Each line that holds the word "việc" is to be identified and copied.

▼▼▼

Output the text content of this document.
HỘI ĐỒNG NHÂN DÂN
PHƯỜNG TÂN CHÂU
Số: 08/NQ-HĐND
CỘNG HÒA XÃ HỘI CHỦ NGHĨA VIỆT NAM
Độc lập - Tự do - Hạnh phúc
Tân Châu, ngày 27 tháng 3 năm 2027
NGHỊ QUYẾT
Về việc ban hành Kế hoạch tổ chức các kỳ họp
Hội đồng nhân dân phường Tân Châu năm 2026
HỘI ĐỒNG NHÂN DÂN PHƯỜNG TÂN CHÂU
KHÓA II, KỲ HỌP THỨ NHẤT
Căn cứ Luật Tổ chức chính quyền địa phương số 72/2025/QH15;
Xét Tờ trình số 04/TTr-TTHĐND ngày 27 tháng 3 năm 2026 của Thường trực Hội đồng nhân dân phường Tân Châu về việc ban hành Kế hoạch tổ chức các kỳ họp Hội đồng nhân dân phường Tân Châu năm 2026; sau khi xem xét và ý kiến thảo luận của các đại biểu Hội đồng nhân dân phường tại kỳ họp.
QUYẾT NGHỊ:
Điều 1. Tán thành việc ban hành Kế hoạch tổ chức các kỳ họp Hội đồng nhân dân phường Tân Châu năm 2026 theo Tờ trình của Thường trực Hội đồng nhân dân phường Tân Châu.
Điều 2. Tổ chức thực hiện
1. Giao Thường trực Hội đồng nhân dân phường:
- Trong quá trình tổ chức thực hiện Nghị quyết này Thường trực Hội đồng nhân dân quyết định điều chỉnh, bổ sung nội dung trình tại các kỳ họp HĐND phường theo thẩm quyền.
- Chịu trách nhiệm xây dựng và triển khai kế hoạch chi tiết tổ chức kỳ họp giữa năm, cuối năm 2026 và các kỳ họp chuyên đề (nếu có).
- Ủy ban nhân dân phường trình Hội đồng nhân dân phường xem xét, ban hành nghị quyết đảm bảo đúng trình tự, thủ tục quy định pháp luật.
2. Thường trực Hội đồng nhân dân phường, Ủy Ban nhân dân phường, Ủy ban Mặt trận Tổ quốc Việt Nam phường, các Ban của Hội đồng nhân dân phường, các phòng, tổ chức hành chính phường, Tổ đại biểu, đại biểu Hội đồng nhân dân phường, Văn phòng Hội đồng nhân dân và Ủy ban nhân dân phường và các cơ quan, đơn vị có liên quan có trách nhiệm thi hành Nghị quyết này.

▲▲▲

■ WRITTEN RESPONSE
Về việc ban hành Kế hoạch tổ chức các kỳ họp
Xét Tờ trình số 04/TTr-TTHĐND ngày 27 tháng 3 năm 2026 của Thường trực Hội đồng nhân dân phường Tân Châu về việc ban hành Kế hoạch tổ chức các kỳ họp Hội đồng nhân dân phường Tân Châu năm 2026; sau khi xem xét và ý kiến thảo luận của các đại biểu Hội đồng nhân dân phường tại kỳ họp.
Điều 1. Tán thành việc ban hành Kế hoạch tổ chức các kỳ họp Hội đồng nhân dân phường Tân Châu năm 2026 theo Tờ trình của Thường trực Hội đồng nhân dân phường Tân Châu.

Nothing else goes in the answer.